Report the count of lines that carry the string "Annex", and add nothing.

◇ ◇ ◇ ◇ ◇

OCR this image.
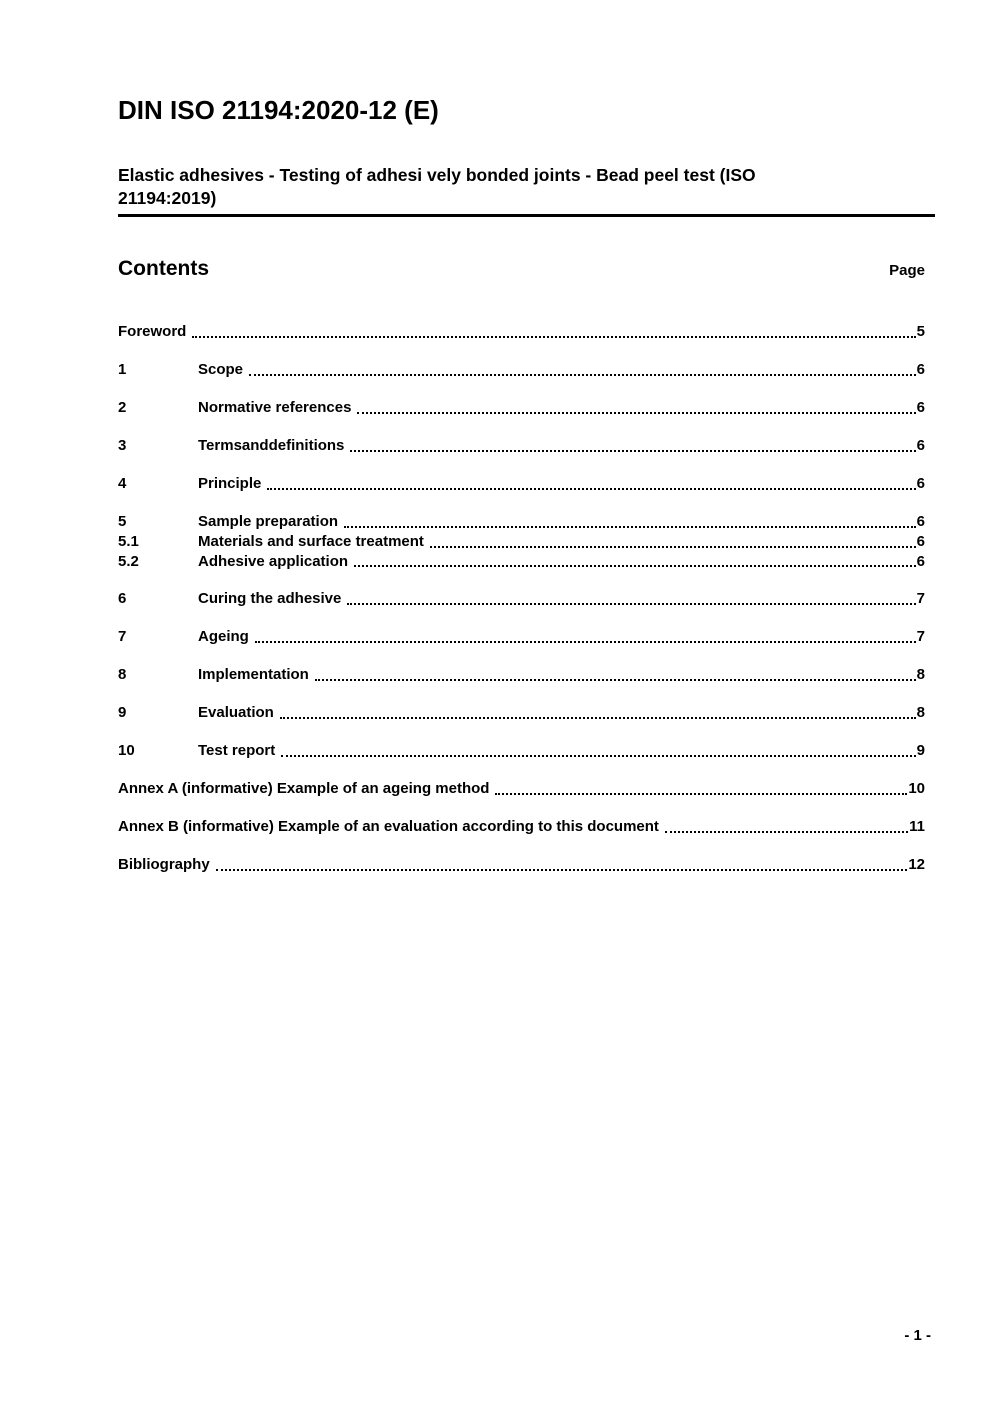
DIN ISO 21194:2020-12 (E)
Elastic adhesives - Testing of adhesi vely bonded joints - Bead peel test (ISO
21194:2019)
Contents	Page
Foreword	5
1	Scope	6
2	Normative references	6
3	Termsanddefinitions	6
4	Principle	6
5	Sample preparation	6
5.1	Materials and surface treatment	6
5.2	Adhesive application	6
6	Curing the adhesive	7
7	Ageing	7
8	Implementation	8
9	Evaluation	8
10	Test report	9
Annex A (informative) Example of an ageing method	10
Annex B (informative) Example of an evaluation according to this document	11
Bibliography	12
- 1 -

◇ ◇ ◇ ◇ ◇

• [WRITTEN SOLUTION]:
2